[Dataset entries]

— begin —

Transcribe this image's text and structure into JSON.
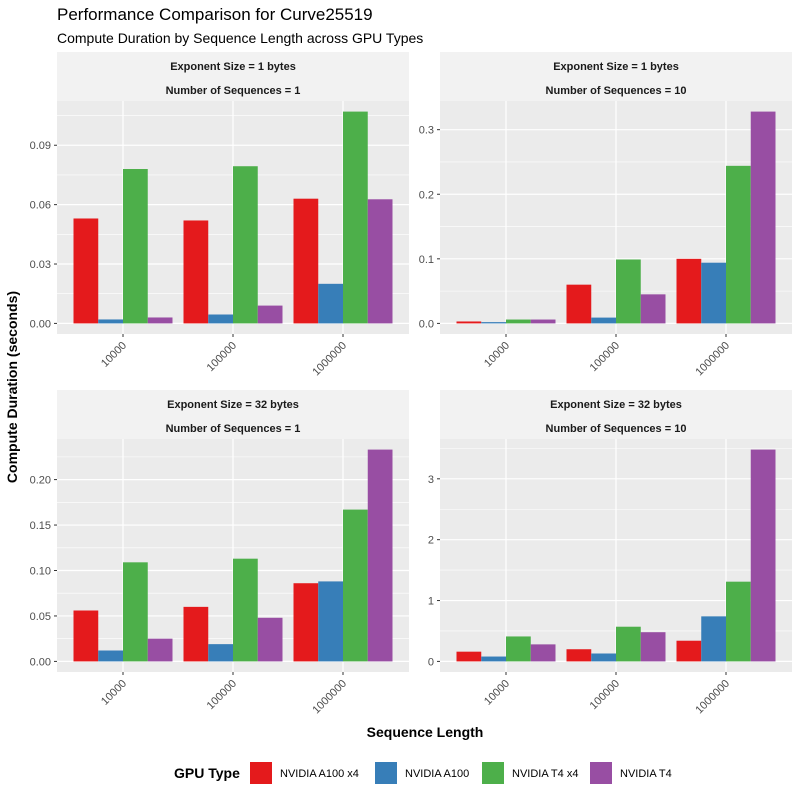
{
  "chart_data": {
    "type": "bar",
    "title": "Performance Comparison for Curve25519",
    "subtitle": "Compute Duration by Sequence Length across GPU Types",
    "xlabel": "Sequence Length",
    "ylabel": "Compute Duration (seconds)",
    "categories": [
      "10000",
      "100000",
      "1000000"
    ],
    "legend": {
      "title": "GPU Type",
      "position": "bottom",
      "entries": [
        {
          "name": "NVIDIA A100 x4",
          "color": "#E41A1C"
        },
        {
          "name": "NVIDIA A100",
          "color": "#377EB8"
        },
        {
          "name": "NVIDIA T4 x4",
          "color": "#4DAF4A"
        },
        {
          "name": "NVIDIA T4",
          "color": "#984EA3"
        }
      ]
    },
    "panels": [
      {
        "strip": [
          "Exponent Size = 1 bytes",
          "Number of Sequences = 1"
        ],
        "yticks": [
          0,
          0.03,
          0.06,
          0.09
        ],
        "ytick_labels": [
          "0.00",
          "0.03",
          "0.06",
          "0.09"
        ],
        "ylim": [
          0,
          0.107
        ],
        "series": [
          {
            "name": "NVIDIA A100 x4",
            "values": [
              0.053,
              0.052,
              0.063
            ]
          },
          {
            "name": "NVIDIA A100",
            "values": [
              0.002,
              0.0045,
              0.02
            ]
          },
          {
            "name": "NVIDIA T4 x4",
            "values": [
              0.078,
              0.0794,
              0.107
            ]
          },
          {
            "name": "NVIDIA T4",
            "values": [
              0.003,
              0.009,
              0.0627
            ]
          }
        ]
      },
      {
        "strip": [
          "Exponent Size = 1 bytes",
          "Number of Sequences = 10"
        ],
        "yticks": [
          0,
          0.1,
          0.2,
          0.3
        ],
        "ytick_labels": [
          "0.0",
          "0.1",
          "0.2",
          "0.3"
        ],
        "ylim": [
          0,
          0.328
        ],
        "series": [
          {
            "name": "NVIDIA A100 x4",
            "values": [
              0.003,
              0.06,
              0.1
            ]
          },
          {
            "name": "NVIDIA A100",
            "values": [
              0.002,
              0.009,
              0.094
            ]
          },
          {
            "name": "NVIDIA T4 x4",
            "values": [
              0.006,
              0.099,
              0.244
            ]
          },
          {
            "name": "NVIDIA T4",
            "values": [
              0.006,
              0.045,
              0.328
            ]
          }
        ]
      },
      {
        "strip": [
          "Exponent Size = 32 bytes",
          "Number of Sequences = 1"
        ],
        "yticks": [
          0,
          0.05,
          0.1,
          0.15,
          0.2
        ],
        "ytick_labels": [
          "0.00",
          "0.05",
          "0.10",
          "0.15",
          "0.20"
        ],
        "ylim": [
          0,
          0.233
        ],
        "series": [
          {
            "name": "NVIDIA A100 x4",
            "values": [
              0.056,
              0.06,
              0.086
            ]
          },
          {
            "name": "NVIDIA A100",
            "values": [
              0.012,
              0.019,
              0.088
            ]
          },
          {
            "name": "NVIDIA T4 x4",
            "values": [
              0.109,
              0.113,
              0.167
            ]
          },
          {
            "name": "NVIDIA T4",
            "values": [
              0.025,
              0.048,
              0.233
            ]
          }
        ]
      },
      {
        "strip": [
          "Exponent Size = 32 bytes",
          "Number of Sequences = 10"
        ],
        "yticks": [
          0,
          1,
          2,
          3
        ],
        "ytick_labels": [
          "0",
          "1",
          "2",
          "3"
        ],
        "ylim": [
          0,
          3.48
        ],
        "series": [
          {
            "name": "NVIDIA A100 x4",
            "values": [
              0.16,
              0.2,
              0.34
            ]
          },
          {
            "name": "NVIDIA A100",
            "values": [
              0.08,
              0.13,
              0.74
            ]
          },
          {
            "name": "NVIDIA T4 x4",
            "values": [
              0.41,
              0.57,
              1.31
            ]
          },
          {
            "name": "NVIDIA T4",
            "values": [
              0.28,
              0.48,
              3.48
            ]
          }
        ]
      }
    ]
  }
}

— end —

[Problem requirements]
In the entries above, find every line with the word "Duration" and list it.

[Answer for this exercise]
    "subtitle": "Compute Duration by Sequence Length across GPU Types",
    "ylabel": "Compute Duration (seconds)",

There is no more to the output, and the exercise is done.